_Exercise instructions_
Copy out the rows word for word, from the very first one down through the row containing "- search-button[interactable]: Suchen: [909, 72, 969, 94]", and nothing more.

_Extracted data_
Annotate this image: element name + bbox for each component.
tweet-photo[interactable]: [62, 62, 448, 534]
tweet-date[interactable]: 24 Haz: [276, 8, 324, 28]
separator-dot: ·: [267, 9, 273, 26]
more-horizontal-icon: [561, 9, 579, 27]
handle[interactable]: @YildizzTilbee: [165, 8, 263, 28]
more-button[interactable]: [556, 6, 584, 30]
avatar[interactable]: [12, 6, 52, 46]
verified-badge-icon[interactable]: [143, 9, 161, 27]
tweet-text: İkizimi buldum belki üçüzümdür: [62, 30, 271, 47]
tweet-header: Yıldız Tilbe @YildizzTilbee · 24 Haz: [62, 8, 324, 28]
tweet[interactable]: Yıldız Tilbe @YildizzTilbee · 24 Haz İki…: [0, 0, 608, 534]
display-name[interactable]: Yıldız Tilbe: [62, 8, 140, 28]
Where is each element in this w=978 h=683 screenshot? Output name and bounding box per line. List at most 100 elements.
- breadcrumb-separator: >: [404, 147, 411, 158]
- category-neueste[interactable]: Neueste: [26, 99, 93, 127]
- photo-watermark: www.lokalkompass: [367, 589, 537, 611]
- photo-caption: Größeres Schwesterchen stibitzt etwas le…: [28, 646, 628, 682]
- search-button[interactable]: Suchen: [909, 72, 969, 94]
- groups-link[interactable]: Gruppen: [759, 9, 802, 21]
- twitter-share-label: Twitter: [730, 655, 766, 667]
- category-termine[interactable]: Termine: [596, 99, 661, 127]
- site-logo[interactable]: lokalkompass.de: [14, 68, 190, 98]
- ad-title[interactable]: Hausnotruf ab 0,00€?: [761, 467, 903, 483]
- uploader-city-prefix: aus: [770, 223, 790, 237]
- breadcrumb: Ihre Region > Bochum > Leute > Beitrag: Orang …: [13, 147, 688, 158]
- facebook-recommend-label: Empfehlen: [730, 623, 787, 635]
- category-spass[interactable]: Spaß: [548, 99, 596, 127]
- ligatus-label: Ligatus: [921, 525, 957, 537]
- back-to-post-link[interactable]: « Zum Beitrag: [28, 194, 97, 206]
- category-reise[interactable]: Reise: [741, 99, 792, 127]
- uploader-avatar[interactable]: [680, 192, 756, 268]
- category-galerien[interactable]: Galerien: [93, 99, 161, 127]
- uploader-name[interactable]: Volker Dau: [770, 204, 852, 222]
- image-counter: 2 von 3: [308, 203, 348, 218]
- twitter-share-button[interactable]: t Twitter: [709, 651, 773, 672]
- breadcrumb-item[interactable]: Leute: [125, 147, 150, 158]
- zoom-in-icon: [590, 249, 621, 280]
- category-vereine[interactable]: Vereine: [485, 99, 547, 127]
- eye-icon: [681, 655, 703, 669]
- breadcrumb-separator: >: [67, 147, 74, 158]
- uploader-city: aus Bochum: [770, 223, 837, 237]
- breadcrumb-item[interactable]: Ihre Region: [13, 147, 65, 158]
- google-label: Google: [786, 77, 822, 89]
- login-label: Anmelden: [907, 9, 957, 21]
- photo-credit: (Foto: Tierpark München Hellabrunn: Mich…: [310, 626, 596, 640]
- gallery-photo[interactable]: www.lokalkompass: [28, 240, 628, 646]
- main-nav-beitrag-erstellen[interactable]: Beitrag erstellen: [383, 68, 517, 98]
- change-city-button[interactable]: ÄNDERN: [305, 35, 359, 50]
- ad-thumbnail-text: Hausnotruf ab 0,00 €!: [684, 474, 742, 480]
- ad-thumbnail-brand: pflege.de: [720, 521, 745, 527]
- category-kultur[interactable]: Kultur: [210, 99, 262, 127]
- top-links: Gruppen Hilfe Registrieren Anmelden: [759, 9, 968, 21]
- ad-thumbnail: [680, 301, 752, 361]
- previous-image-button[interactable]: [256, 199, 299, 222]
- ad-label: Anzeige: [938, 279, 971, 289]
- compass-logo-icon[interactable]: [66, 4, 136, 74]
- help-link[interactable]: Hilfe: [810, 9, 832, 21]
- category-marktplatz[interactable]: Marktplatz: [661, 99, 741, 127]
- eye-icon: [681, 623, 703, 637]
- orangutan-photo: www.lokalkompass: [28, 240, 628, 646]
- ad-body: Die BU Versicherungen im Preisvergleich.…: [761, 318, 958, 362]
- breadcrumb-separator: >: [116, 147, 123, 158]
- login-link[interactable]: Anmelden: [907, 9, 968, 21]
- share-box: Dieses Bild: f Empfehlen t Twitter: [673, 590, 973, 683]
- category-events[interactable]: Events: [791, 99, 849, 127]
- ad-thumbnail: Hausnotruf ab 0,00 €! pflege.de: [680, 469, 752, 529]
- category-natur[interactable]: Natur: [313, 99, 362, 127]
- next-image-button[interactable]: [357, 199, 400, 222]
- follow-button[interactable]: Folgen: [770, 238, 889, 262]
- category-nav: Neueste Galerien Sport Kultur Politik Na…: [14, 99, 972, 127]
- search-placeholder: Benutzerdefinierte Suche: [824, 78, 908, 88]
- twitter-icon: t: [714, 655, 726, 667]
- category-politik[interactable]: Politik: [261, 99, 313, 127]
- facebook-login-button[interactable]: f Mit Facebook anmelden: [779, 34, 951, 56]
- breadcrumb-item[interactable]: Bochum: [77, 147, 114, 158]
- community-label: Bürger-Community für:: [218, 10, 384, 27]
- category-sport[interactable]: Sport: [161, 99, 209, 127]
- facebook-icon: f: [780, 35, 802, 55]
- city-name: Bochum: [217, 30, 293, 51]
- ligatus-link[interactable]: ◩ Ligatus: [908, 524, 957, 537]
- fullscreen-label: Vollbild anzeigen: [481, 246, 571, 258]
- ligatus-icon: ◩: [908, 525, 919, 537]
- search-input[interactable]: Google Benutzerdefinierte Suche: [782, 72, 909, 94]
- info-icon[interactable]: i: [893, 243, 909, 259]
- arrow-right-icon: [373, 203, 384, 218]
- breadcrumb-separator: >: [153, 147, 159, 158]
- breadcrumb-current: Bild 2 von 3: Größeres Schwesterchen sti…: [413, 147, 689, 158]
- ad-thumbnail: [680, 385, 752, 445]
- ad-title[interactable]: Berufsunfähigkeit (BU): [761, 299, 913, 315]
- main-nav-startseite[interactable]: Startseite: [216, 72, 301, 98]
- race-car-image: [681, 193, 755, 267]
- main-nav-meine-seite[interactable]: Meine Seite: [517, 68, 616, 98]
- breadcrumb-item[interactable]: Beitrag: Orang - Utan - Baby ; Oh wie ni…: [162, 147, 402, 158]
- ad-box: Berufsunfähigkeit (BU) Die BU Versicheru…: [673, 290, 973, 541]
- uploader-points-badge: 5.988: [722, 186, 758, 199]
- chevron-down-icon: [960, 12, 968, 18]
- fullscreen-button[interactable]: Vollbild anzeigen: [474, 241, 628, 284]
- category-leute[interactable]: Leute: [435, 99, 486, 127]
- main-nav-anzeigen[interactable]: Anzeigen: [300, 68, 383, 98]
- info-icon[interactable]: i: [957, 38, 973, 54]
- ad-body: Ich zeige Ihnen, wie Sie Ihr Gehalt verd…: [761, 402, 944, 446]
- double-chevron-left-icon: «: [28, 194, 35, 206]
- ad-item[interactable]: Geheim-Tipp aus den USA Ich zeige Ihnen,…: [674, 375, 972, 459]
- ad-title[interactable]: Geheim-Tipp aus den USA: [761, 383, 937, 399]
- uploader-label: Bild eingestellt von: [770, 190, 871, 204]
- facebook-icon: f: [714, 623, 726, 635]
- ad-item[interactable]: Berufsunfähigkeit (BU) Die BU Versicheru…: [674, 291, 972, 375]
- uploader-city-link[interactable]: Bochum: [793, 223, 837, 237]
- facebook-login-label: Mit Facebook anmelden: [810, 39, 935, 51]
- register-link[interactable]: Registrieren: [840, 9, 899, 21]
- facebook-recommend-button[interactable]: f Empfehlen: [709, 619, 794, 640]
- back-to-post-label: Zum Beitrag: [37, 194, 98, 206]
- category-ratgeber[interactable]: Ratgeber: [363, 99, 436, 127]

_Reply_
Annotate this image: element name + bbox for each component.
tweet-photo[interactable]: [62, 62, 448, 534]
tweet-date[interactable]: 24 Haz: [276, 8, 324, 28]
separator-dot: ·: [267, 9, 273, 26]
more-horizontal-icon: [561, 9, 579, 27]
handle[interactable]: @YildizzTilbee: [165, 8, 263, 28]
more-button[interactable]: [556, 6, 584, 30]
avatar[interactable]: [12, 6, 52, 46]
verified-badge-icon[interactable]: [143, 9, 161, 27]
tweet-text: İkizimi buldum belki üçüzümdür: [62, 30, 271, 47]
tweet-header: Yıldız Tilbe @YildizzTilbee · 24 Haz: [62, 8, 324, 28]
tweet[interactable]: Yıldız Tilbe @YildizzTilbee · 24 Haz İki…: [0, 0, 608, 534]
display-name[interactable]: Yıldız Tilbe: [62, 8, 140, 28]
Where is each element in this w=978 h=683 screenshot? Output name and bounding box per line. List at most 100 elements.
- breadcrumb-separator: >: [404, 147, 411, 158]
- category-neueste[interactable]: Neueste: [26, 99, 93, 127]
- photo-watermark: www.lokalkompass: [367, 589, 537, 611]
- photo-caption: Größeres Schwesterchen stibitzt etwas le…: [28, 646, 628, 682]
- search-button[interactable]: Suchen: [909, 72, 969, 94]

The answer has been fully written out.